■ Consigne:
Indiquez les trois formes que le personnage peut prendre selon l'extrait présenté ci-dessous.

■ Extrait du texte:
Avant cela, parlons de l'aspect technique du jeu. Ne vous attendez pas à un résultat de toute beauté, le jeu se contente d'être à peine moyen, les nombreux bugs en plus : murs invisibles, bugs de collision, animations bloquées, etc.
Gardez bien en tête cet aspect bugué, car les bugs vont avoir leur importance pour la suite. Seul aspect que je retiendrai de positif : les gerbes de sang exagérées qui vont repeindre le sol et les murs au sens  littéral du terme !

Concrètement, le jeu est un jeu d'action dans lequel votre personnage possède la faculté de prendre 3 formes différentes, résultant sur 3 types de gameplay différents : humaine, loup et loup-garou.

Entrées de données enregistrées:

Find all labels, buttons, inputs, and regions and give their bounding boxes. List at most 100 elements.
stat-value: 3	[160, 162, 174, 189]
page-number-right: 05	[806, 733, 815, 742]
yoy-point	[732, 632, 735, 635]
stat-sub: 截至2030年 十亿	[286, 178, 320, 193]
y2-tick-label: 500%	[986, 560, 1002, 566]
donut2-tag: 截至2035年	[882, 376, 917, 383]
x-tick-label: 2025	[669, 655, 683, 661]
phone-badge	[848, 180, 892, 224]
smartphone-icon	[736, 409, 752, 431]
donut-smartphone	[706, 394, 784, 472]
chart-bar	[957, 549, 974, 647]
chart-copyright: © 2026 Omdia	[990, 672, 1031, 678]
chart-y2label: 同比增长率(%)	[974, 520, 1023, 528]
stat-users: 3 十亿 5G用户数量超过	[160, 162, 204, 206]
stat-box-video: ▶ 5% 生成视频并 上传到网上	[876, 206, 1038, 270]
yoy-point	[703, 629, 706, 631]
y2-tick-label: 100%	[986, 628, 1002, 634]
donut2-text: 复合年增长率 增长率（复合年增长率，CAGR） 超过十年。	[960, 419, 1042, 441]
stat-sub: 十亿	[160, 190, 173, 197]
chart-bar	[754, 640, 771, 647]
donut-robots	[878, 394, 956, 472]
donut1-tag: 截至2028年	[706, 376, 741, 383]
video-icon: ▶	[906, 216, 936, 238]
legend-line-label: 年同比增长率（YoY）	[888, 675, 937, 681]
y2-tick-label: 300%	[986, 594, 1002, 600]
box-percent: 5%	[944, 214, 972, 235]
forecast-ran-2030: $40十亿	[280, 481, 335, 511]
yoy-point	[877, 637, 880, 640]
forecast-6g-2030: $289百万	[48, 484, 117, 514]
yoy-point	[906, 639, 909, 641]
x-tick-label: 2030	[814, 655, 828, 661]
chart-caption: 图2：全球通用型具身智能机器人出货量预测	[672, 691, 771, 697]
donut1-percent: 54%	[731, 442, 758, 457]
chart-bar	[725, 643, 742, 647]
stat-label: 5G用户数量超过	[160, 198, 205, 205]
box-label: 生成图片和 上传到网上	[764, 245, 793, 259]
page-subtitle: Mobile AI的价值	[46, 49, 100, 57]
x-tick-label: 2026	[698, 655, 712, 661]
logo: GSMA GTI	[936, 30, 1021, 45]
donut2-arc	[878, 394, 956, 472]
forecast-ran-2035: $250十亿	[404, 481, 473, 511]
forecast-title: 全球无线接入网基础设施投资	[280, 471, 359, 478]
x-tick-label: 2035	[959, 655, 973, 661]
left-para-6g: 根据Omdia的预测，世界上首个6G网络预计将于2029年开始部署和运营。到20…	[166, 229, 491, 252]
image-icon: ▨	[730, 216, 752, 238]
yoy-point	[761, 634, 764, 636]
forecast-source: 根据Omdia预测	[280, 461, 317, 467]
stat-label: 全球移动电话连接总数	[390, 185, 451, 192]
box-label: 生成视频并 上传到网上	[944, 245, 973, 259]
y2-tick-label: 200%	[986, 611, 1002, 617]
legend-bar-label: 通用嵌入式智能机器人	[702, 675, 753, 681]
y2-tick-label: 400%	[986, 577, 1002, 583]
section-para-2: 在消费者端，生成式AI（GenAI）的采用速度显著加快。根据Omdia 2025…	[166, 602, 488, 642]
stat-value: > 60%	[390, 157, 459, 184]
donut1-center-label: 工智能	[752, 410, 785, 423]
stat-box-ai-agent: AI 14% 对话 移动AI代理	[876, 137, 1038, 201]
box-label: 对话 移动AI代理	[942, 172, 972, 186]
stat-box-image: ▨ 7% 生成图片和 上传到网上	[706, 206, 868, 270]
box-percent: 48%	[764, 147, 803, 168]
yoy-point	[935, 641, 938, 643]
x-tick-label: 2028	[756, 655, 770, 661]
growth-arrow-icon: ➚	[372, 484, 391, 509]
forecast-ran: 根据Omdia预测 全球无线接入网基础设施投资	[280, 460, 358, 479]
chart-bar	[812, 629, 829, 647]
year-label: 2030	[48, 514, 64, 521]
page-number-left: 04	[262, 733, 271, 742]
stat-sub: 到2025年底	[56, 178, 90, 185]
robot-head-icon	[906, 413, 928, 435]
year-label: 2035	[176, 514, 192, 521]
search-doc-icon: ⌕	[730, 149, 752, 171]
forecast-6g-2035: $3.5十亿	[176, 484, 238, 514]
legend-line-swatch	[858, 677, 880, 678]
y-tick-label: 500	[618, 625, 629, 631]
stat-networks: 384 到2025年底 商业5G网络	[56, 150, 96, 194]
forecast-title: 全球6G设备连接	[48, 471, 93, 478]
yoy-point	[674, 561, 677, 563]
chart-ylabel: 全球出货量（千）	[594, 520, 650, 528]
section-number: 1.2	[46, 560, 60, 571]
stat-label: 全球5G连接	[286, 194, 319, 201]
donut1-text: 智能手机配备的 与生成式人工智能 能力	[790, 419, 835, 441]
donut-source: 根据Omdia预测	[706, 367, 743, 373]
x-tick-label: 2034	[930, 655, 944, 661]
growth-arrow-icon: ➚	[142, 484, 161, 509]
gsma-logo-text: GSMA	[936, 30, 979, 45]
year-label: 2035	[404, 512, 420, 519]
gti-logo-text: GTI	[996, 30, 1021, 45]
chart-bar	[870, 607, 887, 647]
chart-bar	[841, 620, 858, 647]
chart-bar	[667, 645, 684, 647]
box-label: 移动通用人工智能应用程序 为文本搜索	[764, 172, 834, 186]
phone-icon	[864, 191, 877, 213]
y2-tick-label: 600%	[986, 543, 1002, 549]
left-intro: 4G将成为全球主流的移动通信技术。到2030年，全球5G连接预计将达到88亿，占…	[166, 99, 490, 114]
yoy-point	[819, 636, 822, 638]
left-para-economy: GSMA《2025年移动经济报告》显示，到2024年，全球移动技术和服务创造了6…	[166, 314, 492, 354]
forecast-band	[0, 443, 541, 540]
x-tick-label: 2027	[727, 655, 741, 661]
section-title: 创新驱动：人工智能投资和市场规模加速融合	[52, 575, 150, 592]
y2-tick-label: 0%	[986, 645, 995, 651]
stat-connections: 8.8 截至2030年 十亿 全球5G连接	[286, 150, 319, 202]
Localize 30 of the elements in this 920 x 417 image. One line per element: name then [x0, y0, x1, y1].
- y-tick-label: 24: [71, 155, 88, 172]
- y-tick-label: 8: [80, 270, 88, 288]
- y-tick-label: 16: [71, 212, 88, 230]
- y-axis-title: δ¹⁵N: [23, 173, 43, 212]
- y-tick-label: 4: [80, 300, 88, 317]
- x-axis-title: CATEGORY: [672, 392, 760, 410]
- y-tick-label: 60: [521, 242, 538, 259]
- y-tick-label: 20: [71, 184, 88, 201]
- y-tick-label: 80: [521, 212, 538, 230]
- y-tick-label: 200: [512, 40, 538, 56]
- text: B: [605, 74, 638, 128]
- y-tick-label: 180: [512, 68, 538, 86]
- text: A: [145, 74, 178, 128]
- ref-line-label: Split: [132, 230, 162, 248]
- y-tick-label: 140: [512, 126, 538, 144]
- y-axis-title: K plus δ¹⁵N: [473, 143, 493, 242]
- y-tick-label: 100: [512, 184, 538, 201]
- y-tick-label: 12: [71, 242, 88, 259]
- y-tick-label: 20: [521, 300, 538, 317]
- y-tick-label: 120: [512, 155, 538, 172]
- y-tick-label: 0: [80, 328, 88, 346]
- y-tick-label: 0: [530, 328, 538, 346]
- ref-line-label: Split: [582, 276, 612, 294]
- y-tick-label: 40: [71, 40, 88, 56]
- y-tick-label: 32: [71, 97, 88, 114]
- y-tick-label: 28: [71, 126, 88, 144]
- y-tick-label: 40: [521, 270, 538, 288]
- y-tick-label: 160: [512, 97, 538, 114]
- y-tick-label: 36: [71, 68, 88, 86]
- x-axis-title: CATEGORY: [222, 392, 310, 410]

■ Réponse attendue:
Humaine, loup et loup-garou.